- Task directions -
The lines of the records that include "MedDCM" should all be copied.

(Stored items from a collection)
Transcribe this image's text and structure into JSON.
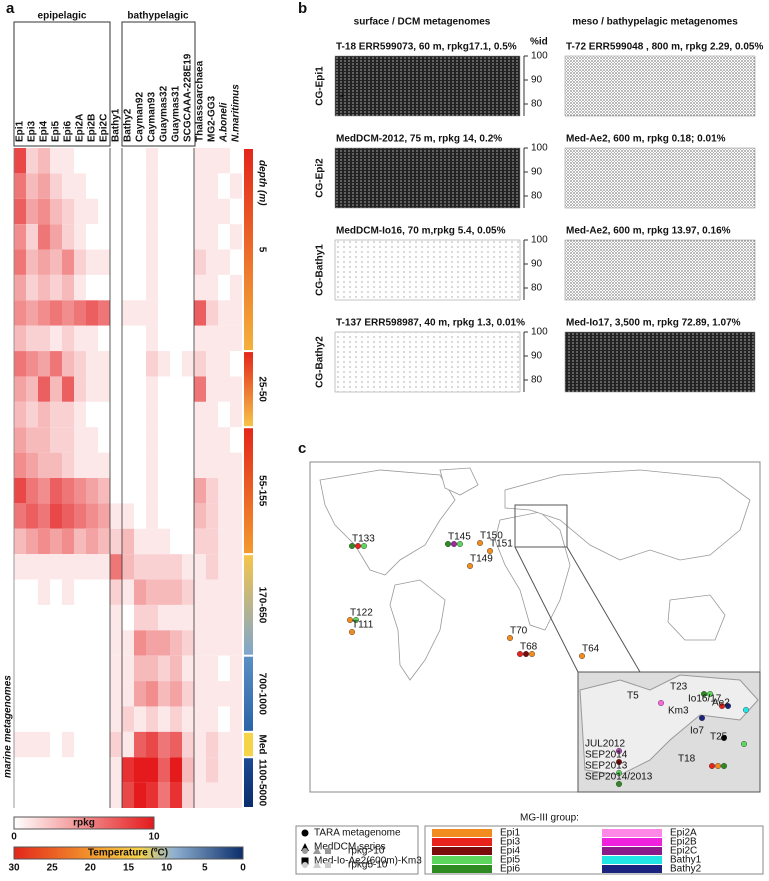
{
  "panel_a": {
    "letter": "a",
    "column_groups": [
      "epipelagic",
      "bathypelagic"
    ],
    "columns": [
      "Epi1",
      "Epi3",
      "Epi4",
      "Epi5",
      "Epi6",
      "Epi2A",
      "Epi2B",
      "Epi2C",
      "Bathy1",
      "Bathy2",
      "Cayman92",
      "Cayman93",
      "Guaymas32",
      "Guaymas31",
      "SCGCAAA-228E19",
      "Thalassoarchaea",
      "MG2-GG3",
      "A.boneli",
      "N.maritimus"
    ],
    "side_label": "marine metagenomes",
    "depth_label": "depth (m)",
    "color": "#e41a1c",
    "groups": [
      {
        "label": "5",
        "colors": [
          "#e3261b",
          "#f4b13a"
        ],
        "rows": [
          [
            8,
            2,
            3,
            1,
            1,
            0,
            0,
            0,
            0,
            0,
            0,
            1,
            0,
            0,
            0,
            1,
            1,
            1,
            0
          ],
          [
            6,
            3,
            4,
            2,
            1,
            1,
            0,
            0,
            0,
            0,
            0,
            1,
            0,
            0,
            0,
            1,
            1,
            0,
            1
          ],
          [
            7,
            4,
            5,
            3,
            2,
            1,
            1,
            0,
            0,
            0,
            0,
            1,
            0,
            0,
            0,
            1,
            1,
            1,
            0
          ],
          [
            5,
            2,
            6,
            4,
            2,
            1,
            0,
            0,
            0,
            0,
            0,
            1,
            0,
            0,
            0,
            1,
            1,
            0,
            1
          ],
          [
            6,
            3,
            4,
            3,
            5,
            2,
            1,
            1,
            0,
            0,
            0,
            1,
            0,
            0,
            0,
            2,
            1,
            1,
            0
          ],
          [
            4,
            2,
            3,
            2,
            3,
            1,
            0,
            0,
            0,
            0,
            0,
            1,
            0,
            0,
            0,
            1,
            1,
            0,
            1
          ],
          [
            5,
            4,
            5,
            6,
            5,
            6,
            7,
            6,
            0,
            1,
            1,
            1,
            0,
            0,
            0,
            7,
            2,
            1,
            1
          ],
          [
            3,
            2,
            2,
            1,
            2,
            1,
            1,
            0,
            0,
            0,
            0,
            1,
            0,
            0,
            0,
            1,
            1,
            1,
            1
          ]
        ]
      },
      {
        "label": "25-50",
        "colors": [
          "#e3261b",
          "#f6c44a"
        ],
        "rows": [
          [
            6,
            5,
            4,
            6,
            3,
            2,
            1,
            1,
            0,
            0,
            0,
            2,
            1,
            0,
            1,
            2,
            1,
            1,
            0
          ],
          [
            4,
            3,
            7,
            3,
            7,
            2,
            1,
            1,
            0,
            0,
            0,
            1,
            0,
            0,
            0,
            6,
            1,
            1,
            1
          ],
          [
            3,
            2,
            3,
            2,
            2,
            1,
            0,
            0,
            0,
            0,
            0,
            1,
            0,
            0,
            0,
            1,
            1,
            0,
            1
          ]
        ]
      },
      {
        "label": "55-155",
        "colors": [
          "#e3261b",
          "#f39a2e"
        ],
        "rows": [
          [
            4,
            3,
            3,
            2,
            2,
            1,
            1,
            0,
            0,
            0,
            0,
            1,
            0,
            0,
            0,
            1,
            1,
            1,
            0
          ],
          [
            5,
            4,
            3,
            3,
            2,
            1,
            1,
            1,
            0,
            0,
            0,
            1,
            0,
            0,
            0,
            1,
            1,
            1,
            1
          ],
          [
            8,
            6,
            5,
            7,
            6,
            5,
            4,
            3,
            0,
            0,
            0,
            1,
            0,
            0,
            0,
            4,
            2,
            1,
            1
          ],
          [
            6,
            7,
            6,
            8,
            7,
            6,
            5,
            4,
            1,
            1,
            0,
            1,
            0,
            0,
            0,
            3,
            2,
            1,
            1
          ],
          [
            3,
            4,
            5,
            4,
            5,
            3,
            4,
            3,
            2,
            3,
            1,
            1,
            1,
            0,
            0,
            2,
            2,
            1,
            1
          ]
        ]
      },
      {
        "label": "170-650",
        "colors": [
          "#f6c44a",
          "#7fa6cc"
        ],
        "rows": [
          [
            1,
            1,
            1,
            1,
            1,
            1,
            1,
            1,
            6,
            3,
            2,
            2,
            2,
            2,
            1,
            1,
            2,
            1,
            1
          ],
          [
            0,
            0,
            1,
            0,
            1,
            0,
            0,
            0,
            2,
            1,
            4,
            3,
            3,
            3,
            2,
            1,
            1,
            1,
            1
          ],
          [
            0,
            0,
            0,
            0,
            0,
            0,
            0,
            0,
            1,
            0,
            2,
            2,
            1,
            1,
            1,
            1,
            1,
            1,
            1
          ],
          [
            0,
            0,
            0,
            0,
            0,
            0,
            0,
            0,
            1,
            1,
            5,
            4,
            4,
            3,
            2,
            1,
            1,
            1,
            1
          ]
        ]
      },
      {
        "label": "700-1000",
        "colors": [
          "#5b8fc4",
          "#2a64a8"
        ],
        "rows": [
          [
            0,
            0,
            0,
            0,
            0,
            0,
            0,
            0,
            1,
            1,
            3,
            3,
            2,
            3,
            1,
            1,
            1,
            0,
            1
          ],
          [
            0,
            0,
            0,
            0,
            0,
            0,
            0,
            0,
            1,
            1,
            4,
            5,
            3,
            4,
            2,
            1,
            1,
            1,
            1
          ],
          [
            0,
            0,
            0,
            0,
            0,
            0,
            0,
            0,
            1,
            2,
            1,
            2,
            1,
            2,
            1,
            1,
            1,
            0,
            1
          ]
        ]
      },
      {
        "label": "Med",
        "colors": [
          "#f5d44a",
          "#f5d44a"
        ],
        "rows": [
          [
            1,
            1,
            1,
            0,
            1,
            0,
            0,
            0,
            2,
            1,
            7,
            8,
            6,
            7,
            2,
            1,
            2,
            1,
            1
          ]
        ]
      },
      {
        "label": "1100-5000",
        "colors": [
          "#1c4a94",
          "#0b2d6b"
        ],
        "rows": [
          [
            0,
            0,
            0,
            0,
            0,
            0,
            0,
            0,
            1,
            9,
            10,
            10,
            7,
            10,
            3,
            1,
            2,
            1,
            1
          ],
          [
            0,
            0,
            0,
            0,
            0,
            0,
            0,
            0,
            1,
            8,
            10,
            9,
            6,
            9,
            2,
            1,
            1,
            1,
            1
          ]
        ]
      }
    ],
    "rpkg_scale": {
      "label": "rpkg",
      "lim": [
        0,
        10
      ],
      "ticks": [
        0,
        10
      ]
    },
    "temperature_scale": {
      "label": "Temperature (ºC)",
      "lim": [
        30,
        0
      ],
      "ticks": [
        30,
        25,
        20,
        15,
        10,
        5,
        0
      ]
    }
  },
  "panel_b": {
    "letter": "b",
    "headers": [
      "surface / DCM metagenomes",
      "meso / bathypelagic metagenomes"
    ],
    "ylabel": "%id",
    "ylim": [
      75,
      100
    ],
    "yticks": [
      80,
      90,
      100
    ],
    "annotation": "*",
    "rows": [
      {
        "label": "CG-Epi1",
        "left": "T-18 ERR599073, 60 m, rpkg17.1, 0.5%",
        "right": "T-72 ERR599048 , 800 m, rpkg 2.29, 0.05%"
      },
      {
        "label": "CG-Epi2",
        "left": "MedDCM-2012, 75 m, rpkg 14, 0.2%",
        "right": "Med-Ae2, 600 m, rpkg 0.18; 0.01%"
      },
      {
        "label": "CG-Bathy1",
        "left": "MedDCM-Io16, 70 m,rpkg 5.4, 0.05%",
        "right": "Med-Ae2, 600 m, rpkg 13.97, 0.16%"
      },
      {
        "label": "CG-Bathy2",
        "left": "T-137 ERR598987, 40 m, rpkg 1.3, 0.01%",
        "right": "Med-Io17, 3,500 m, rpkg 72.89, 1.07%"
      }
    ]
  },
  "panel_c": {
    "letter": "c",
    "stations": [
      {
        "label": "T133",
        "color": "#000000",
        "markers": [
          "#2e8b22",
          "#e8231c",
          "#5cd65c"
        ]
      },
      {
        "label": "T145",
        "color": "#000000",
        "markers": [
          "#2e8b22",
          "#9b2a9b",
          "#5cd65c"
        ]
      },
      {
        "label": "T149",
        "color": "#f28c1e",
        "markers": [
          "#f28c1e"
        ]
      },
      {
        "label": "T150",
        "color": "#f28c1e",
        "markers": [
          "#f28c1e"
        ]
      },
      {
        "label": "T151",
        "color": "#f28c1e",
        "markers": [
          "#f28c1e"
        ]
      },
      {
        "label": "T122",
        "color": "#000000",
        "markers": [
          "#f28c1e",
          "#5cd65c"
        ]
      },
      {
        "label": "T111",
        "color": "#000000",
        "markers": [
          "#f28c1e"
        ]
      },
      {
        "label": "T70",
        "color": "#000000",
        "markers": [
          "#f28c1e"
        ]
      },
      {
        "label": "T68",
        "color": "#000000",
        "markers": [
          "#e8231c",
          "#7a0c0c",
          "#f28c1e"
        ]
      },
      {
        "label": "T64",
        "color": "#000000",
        "markers": [
          "#f28c1e"
        ]
      }
    ],
    "inset_stations": [
      {
        "label": "T5",
        "color": "#000000",
        "markers": [
          "#ff66dd"
        ]
      },
      {
        "label": "T23",
        "color": "#000000",
        "markers": [
          "#2e8b22",
          "#5cd65c"
        ]
      },
      {
        "label": "Io16/17",
        "color": "#000000",
        "markers": [
          "#e8231c",
          "#1a237e"
        ]
      },
      {
        "label": "Ae2",
        "color": "#000000",
        "markers": [
          "#22e6e6"
        ]
      },
      {
        "label": "Km3",
        "color": "#000000",
        "markers": [
          "#1a237e"
        ]
      },
      {
        "label": "Io7",
        "color": "#000000",
        "markers": [
          "#000000"
        ]
      },
      {
        "label": "T25",
        "color": "#000000",
        "markers": [
          "#5cd65c"
        ]
      },
      {
        "label": "T18",
        "color": "#000000",
        "markers": [
          "#e8231c",
          "#f28c1e",
          "#2e8b22"
        ]
      },
      {
        "label": "JUL2012",
        "color": "#000000",
        "markers": [
          "#b04ab0"
        ]
      },
      {
        "label": "SEP2014",
        "color": "#000000",
        "markers": [
          "#7a0c0c"
        ]
      },
      {
        "label": "SEP2013",
        "color": "#000000",
        "markers": [
          "#5cd65c"
        ]
      },
      {
        "label": "SEP2014/2013",
        "color": "#000000",
        "markers": [
          "#2e8b22"
        ]
      }
    ],
    "legend_title": "MG-III group:",
    "symbols": [
      "TARA metagenome",
      "MedDCM series",
      "Med-Io-Ae2(600m)-Km3",
      "rpkg>10",
      "rpkg5-10"
    ],
    "groups": [
      {
        "name": "Epi1",
        "color": "#f28c1e"
      },
      {
        "name": "Epi3",
        "color": "#e8231c"
      },
      {
        "name": "Epi4",
        "color": "#7a0c0c"
      },
      {
        "name": "Epi5",
        "color": "#5cd65c"
      },
      {
        "name": "Epi6",
        "color": "#2e8b22"
      },
      {
        "name": "Epi2A",
        "color": "#ff88e6"
      },
      {
        "name": "Epi2B",
        "color": "#ee22dd"
      },
      {
        "name": "Epi2C",
        "color": "#8b1a8b"
      },
      {
        "name": "Bathy1",
        "color": "#22e6e6"
      },
      {
        "name": "Bathy2",
        "color": "#1a237e"
      }
    ]
  }
}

- Problem solution -
        "left": "MedDCM-2012, 75 m, rpkg 14, 0.2%",
        "left": "MedDCM-Io16, 70 m,rpkg 5.4, 0.05%",
      "MedDCM series",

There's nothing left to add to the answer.